Your task is to copy every line of the records below that contains "ylabel".

_Data records_.

--------

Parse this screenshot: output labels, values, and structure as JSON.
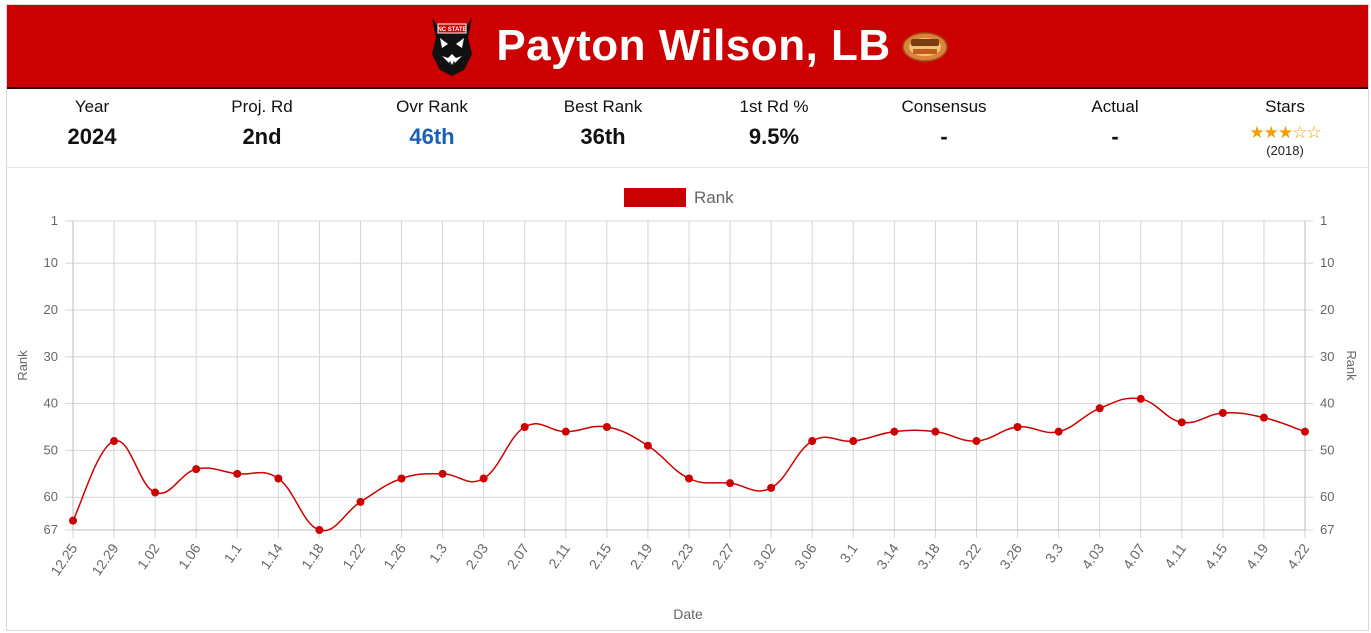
{
  "player": {
    "name": "Payton Wilson, LB",
    "team_logo_icon": "wolf-mascot-icon",
    "bowl_logo_icon": "senior-bowl-icon",
    "banner_color": "#cc0000"
  },
  "stats": [
    {
      "label": "Year",
      "value": "2024"
    },
    {
      "label": "Proj. Rd",
      "value": "2nd"
    },
    {
      "label": "Ovr Rank",
      "value": "46th"
    },
    {
      "label": "Best Rank",
      "value": "36th"
    },
    {
      "label": "1st Rd %",
      "value": "9.5%"
    },
    {
      "label": "Consensus",
      "value": "-"
    },
    {
      "label": "Actual",
      "value": "-"
    },
    {
      "label": "Stars",
      "value": "(2018)",
      "stars_filled": 3,
      "stars_total": 5
    }
  ],
  "chart_data": {
    "type": "line",
    "legend": "Rank",
    "legend_position": "top-center",
    "xlabel": "Date",
    "ylabel": "Rank",
    "y_reversed": true,
    "ylim": [
      1,
      67
    ],
    "yticks": [
      "1",
      "10",
      "20",
      "30",
      "40",
      "50",
      "60",
      "67"
    ],
    "ytick_values": [
      1,
      10,
      20,
      30,
      40,
      50,
      60,
      67
    ],
    "grid": true,
    "line_color": "#cc0000",
    "x": [
      "12.25",
      "12.29",
      "1.02",
      "1.06",
      "1.1",
      "1.14",
      "1.18",
      "1.22",
      "1.26",
      "1.3",
      "2.03",
      "2.07",
      "2.11",
      "2.15",
      "2.19",
      "2.23",
      "2.27",
      "3.02",
      "3.06",
      "3.1",
      "3.14",
      "3.18",
      "3.22",
      "3.26",
      "3.3",
      "4.03",
      "4.07",
      "4.11",
      "4.15",
      "4.19",
      "4.22"
    ],
    "series": [
      {
        "name": "Rank",
        "values": [
          65,
          48,
          59,
          54,
          55,
          56,
          67,
          61,
          56,
          55,
          56,
          45,
          46,
          45,
          49,
          56,
          57,
          58,
          48,
          48,
          46,
          46,
          48,
          45,
          46,
          41,
          39,
          44,
          42,
          43,
          46
        ]
      }
    ]
  }
}
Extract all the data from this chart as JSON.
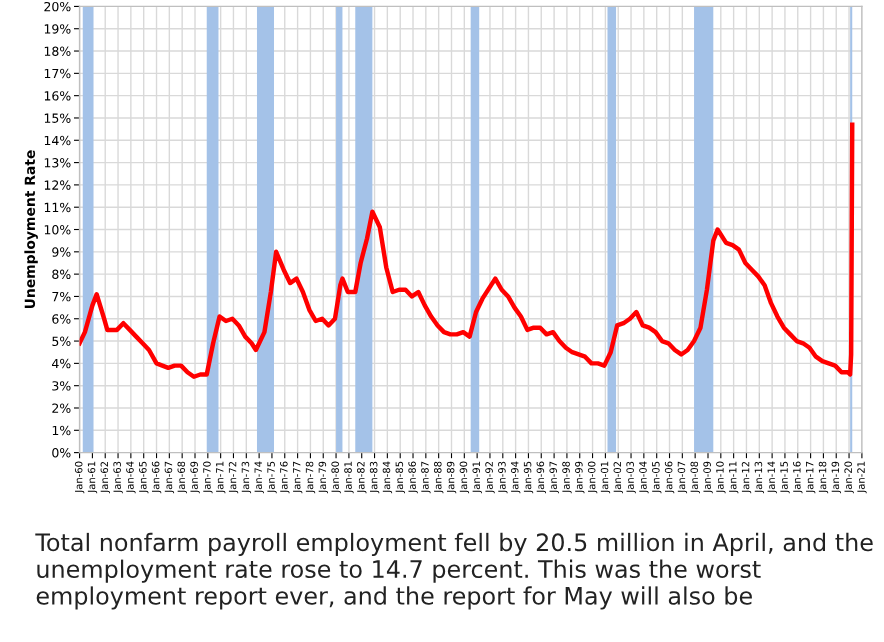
{
  "chart_data": {
    "type": "line",
    "ylabel": "Unemployment Rate",
    "annotations": [
      "Total nonfarm payroll employment fell by 20.5 million in April, and the unemployment rate rose to 14.7 percent. This was the worst employment report ever, and the report for May will also be"
    ],
    "x": [
      "1960-01",
      "1960-06",
      "1961-01",
      "1961-05",
      "1961-12",
      "1962-03",
      "1962-12",
      "1963-06",
      "1963-12",
      "1964-06",
      "1964-12",
      "1965-06",
      "1966-01",
      "1966-12",
      "1967-06",
      "1967-12",
      "1968-06",
      "1968-12",
      "1969-06",
      "1969-12",
      "1970-06",
      "1970-12",
      "1971-06",
      "1971-12",
      "1972-06",
      "1972-12",
      "1973-06",
      "1973-10",
      "1974-06",
      "1974-12",
      "1975-05",
      "1975-12",
      "1976-06",
      "1976-12",
      "1977-06",
      "1977-12",
      "1978-06",
      "1978-12",
      "1979-06",
      "1979-12",
      "1980-05",
      "1980-07",
      "1980-12",
      "1981-07",
      "1981-12",
      "1982-06",
      "1982-11",
      "1983-06",
      "1983-12",
      "1984-06",
      "1984-12",
      "1985-06",
      "1985-12",
      "1986-06",
      "1986-12",
      "1987-06",
      "1987-12",
      "1988-06",
      "1988-12",
      "1989-06",
      "1989-12",
      "1990-06",
      "1990-12",
      "1991-06",
      "1992-06",
      "1992-12",
      "1993-06",
      "1993-12",
      "1994-06",
      "1994-12",
      "1995-06",
      "1995-12",
      "1996-06",
      "1996-12",
      "1997-06",
      "1997-12",
      "1998-06",
      "1998-12",
      "1999-06",
      "1999-12",
      "2000-06",
      "2000-12",
      "2001-06",
      "2001-12",
      "2002-06",
      "2002-12",
      "2003-06",
      "2003-12",
      "2004-06",
      "2004-12",
      "2005-06",
      "2005-12",
      "2006-06",
      "2006-12",
      "2007-06",
      "2007-12",
      "2008-06",
      "2008-12",
      "2009-06",
      "2009-10",
      "2010-06",
      "2010-12",
      "2011-06",
      "2011-12",
      "2012-06",
      "2012-12",
      "2013-06",
      "2013-12",
      "2014-06",
      "2014-12",
      "2015-06",
      "2015-12",
      "2016-06",
      "2016-12",
      "2017-06",
      "2017-12",
      "2018-06",
      "2018-12",
      "2019-06",
      "2019-12",
      "2020-02",
      "2020-03",
      "2020-04"
    ],
    "series": [
      {
        "color": "#ff0000",
        "values": [
          4.9,
          5.4,
          6.6,
          7.1,
          6.0,
          5.5,
          5.5,
          5.8,
          5.5,
          5.2,
          4.9,
          4.6,
          4.0,
          3.8,
          3.9,
          3.9,
          3.6,
          3.4,
          3.5,
          3.5,
          4.9,
          6.1,
          5.9,
          6.0,
          5.7,
          5.2,
          4.9,
          4.6,
          5.4,
          7.2,
          9.0,
          8.2,
          7.6,
          7.8,
          7.2,
          6.4,
          5.9,
          6.0,
          5.7,
          6.0,
          7.5,
          7.8,
          7.2,
          7.2,
          8.5,
          9.6,
          10.8,
          10.1,
          8.3,
          7.2,
          7.3,
          7.3,
          7.0,
          7.2,
          6.6,
          6.1,
          5.7,
          5.4,
          5.3,
          5.3,
          5.4,
          5.2,
          6.3,
          6.9,
          7.8,
          7.3,
          7.0,
          6.5,
          6.1,
          5.5,
          5.6,
          5.6,
          5.3,
          5.4,
          5.0,
          4.7,
          4.5,
          4.4,
          4.3,
          4.0,
          4.0,
          3.9,
          4.5,
          5.7,
          5.8,
          6.0,
          6.3,
          5.7,
          5.6,
          5.4,
          5.0,
          4.9,
          4.6,
          4.4,
          4.6,
          5.0,
          5.6,
          7.3,
          9.5,
          10.0,
          9.4,
          9.3,
          9.1,
          8.5,
          8.2,
          7.9,
          7.5,
          6.7,
          6.1,
          5.6,
          5.3,
          5.0,
          4.9,
          4.7,
          4.3,
          4.1,
          4.0,
          3.9,
          3.6,
          3.6,
          3.5,
          4.4,
          14.7
        ]
      }
    ],
    "bands": [
      {
        "axis": "x",
        "from": "1960-04",
        "to": "1961-02",
        "color": "#a4c2e8"
      },
      {
        "axis": "x",
        "from": "1969-12",
        "to": "1970-11",
        "color": "#a4c2e8"
      },
      {
        "axis": "x",
        "from": "1973-11",
        "to": "1975-03",
        "color": "#a4c2e8"
      },
      {
        "axis": "x",
        "from": "1980-01",
        "to": "1980-07",
        "color": "#a4c2e8"
      },
      {
        "axis": "x",
        "from": "1981-07",
        "to": "1982-11",
        "color": "#a4c2e8"
      },
      {
        "axis": "x",
        "from": "1990-07",
        "to": "1991-03",
        "color": "#a4c2e8"
      },
      {
        "axis": "x",
        "from": "2001-03",
        "to": "2001-11",
        "color": "#a4c2e8"
      },
      {
        "axis": "x",
        "from": "2007-12",
        "to": "2009-06",
        "color": "#a4c2e8"
      },
      {
        "axis": "x",
        "from": "2020-02",
        "to": "2020-04",
        "color": "#a4c2e8"
      }
    ],
    "xlim": [
      "1960-01",
      "2021-01"
    ],
    "xticks": [
      {
        "value": "1960-01",
        "label": "Jan-60"
      },
      {
        "value": "1961-01",
        "label": "Jan-61"
      },
      {
        "value": "1962-01",
        "label": "Jan-62"
      },
      {
        "value": "1963-01",
        "label": "Jan-63"
      },
      {
        "value": "1964-01",
        "label": "Jan-64"
      },
      {
        "value": "1965-01",
        "label": "Jan-65"
      },
      {
        "value": "1966-01",
        "label": "Jan-66"
      },
      {
        "value": "1967-01",
        "label": "Jan-67"
      },
      {
        "value": "1968-01",
        "label": "Jan-68"
      },
      {
        "value": "1969-01",
        "label": "Jan-69"
      },
      {
        "value": "1970-01",
        "label": "Jan-70"
      },
      {
        "value": "1971-01",
        "label": "Jan-71"
      },
      {
        "value": "1972-01",
        "label": "Jan-72"
      },
      {
        "value": "1973-01",
        "label": "Jan-73"
      },
      {
        "value": "1974-01",
        "label": "Jan-74"
      },
      {
        "value": "1975-01",
        "label": "Jan-75"
      },
      {
        "value": "1976-01",
        "label": "Jan-76"
      },
      {
        "value": "1977-01",
        "label": "Jan-77"
      },
      {
        "value": "1978-01",
        "label": "Jan-78"
      },
      {
        "value": "1979-01",
        "label": "Jan-79"
      },
      {
        "value": "1980-01",
        "label": "Jan-80"
      },
      {
        "value": "1981-01",
        "label": "Jan-81"
      },
      {
        "value": "1982-01",
        "label": "Jan-82"
      },
      {
        "value": "1983-01",
        "label": "Jan-83"
      },
      {
        "value": "1984-01",
        "label": "Jan-84"
      },
      {
        "value": "1985-01",
        "label": "Jan-85"
      },
      {
        "value": "1986-01",
        "label": "Jan-86"
      },
      {
        "value": "1987-01",
        "label": "Jan-87"
      },
      {
        "value": "1988-01",
        "label": "Jan-88"
      },
      {
        "value": "1989-01",
        "label": "Jan-89"
      },
      {
        "value": "1990-01",
        "label": "Jan-90"
      },
      {
        "value": "1991-01",
        "label": "Jan-91"
      },
      {
        "value": "1992-01",
        "label": "Jan-92"
      },
      {
        "value": "1993-01",
        "label": "Jan-93"
      },
      {
        "value": "1994-01",
        "label": "Jan-94"
      },
      {
        "value": "1995-01",
        "label": "Jan-95"
      },
      {
        "value": "1996-01",
        "label": "Jan-96"
      },
      {
        "value": "1997-01",
        "label": "Jan-97"
      },
      {
        "value": "1998-01",
        "label": "Jan-98"
      },
      {
        "value": "1999-01",
        "label": "Jan-99"
      },
      {
        "value": "2000-01",
        "label": "Jan-00"
      },
      {
        "value": "2001-01",
        "label": "Jan-01"
      },
      {
        "value": "2002-01",
        "label": "Jan-02"
      },
      {
        "value": "2003-01",
        "label": "Jan-03"
      },
      {
        "value": "2004-01",
        "label": "Jan-04"
      },
      {
        "value": "2005-01",
        "label": "Jan-05"
      },
      {
        "value": "2006-01",
        "label": "Jan-06"
      },
      {
        "value": "2007-01",
        "label": "Jan-07"
      },
      {
        "value": "2008-01",
        "label": "Jan-08"
      },
      {
        "value": "2009-01",
        "label": "Jan-09"
      },
      {
        "value": "2010-01",
        "label": "Jan-10"
      },
      {
        "value": "2011-01",
        "label": "Jan-11"
      },
      {
        "value": "2012-01",
        "label": "Jan-12"
      },
      {
        "value": "2013-01",
        "label": "Jan-13"
      },
      {
        "value": "2014-01",
        "label": "Jan-14"
      },
      {
        "value": "2015-01",
        "label": "Jan-15"
      },
      {
        "value": "2016-01",
        "label": "Jan-16"
      },
      {
        "value": "2017-01",
        "label": "Jan-17"
      },
      {
        "value": "2018-01",
        "label": "Jan-18"
      },
      {
        "value": "2019-01",
        "label": "Jan-19"
      },
      {
        "value": "2020-01",
        "label": "Jan-20"
      },
      {
        "value": "2021-01",
        "label": "Jan-21"
      }
    ],
    "ylim": [
      0,
      20
    ],
    "yticks": [
      {
        "value": 0,
        "label": "0%"
      },
      {
        "value": 1,
        "label": "1%"
      },
      {
        "value": 2,
        "label": "2%"
      },
      {
        "value": 3,
        "label": "3%"
      },
      {
        "value": 4,
        "label": "4%"
      },
      {
        "value": 5,
        "label": "5%"
      },
      {
        "value": 6,
        "label": "6%"
      },
      {
        "value": 7,
        "label": "7%"
      },
      {
        "value": 8,
        "label": "8%"
      },
      {
        "value": 9,
        "label": "9%"
      },
      {
        "value": 10,
        "label": "10%"
      },
      {
        "value": 11,
        "label": "11%"
      },
      {
        "value": 12,
        "label": "12%"
      },
      {
        "value": 13,
        "label": "13%"
      },
      {
        "value": 14,
        "label": "14%"
      },
      {
        "value": 15,
        "label": "15%"
      },
      {
        "value": 16,
        "label": "16%"
      },
      {
        "value": 17,
        "label": "17%"
      },
      {
        "value": 18,
        "label": "18%"
      },
      {
        "value": 19,
        "label": "19%"
      },
      {
        "value": 20,
        "label": "20%"
      }
    ],
    "grid": true,
    "legend": false
  }
}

--------

_TASK OUTPUT_.
    "ylabel": "Rank",
    "ylabel": "Unemployment Rate",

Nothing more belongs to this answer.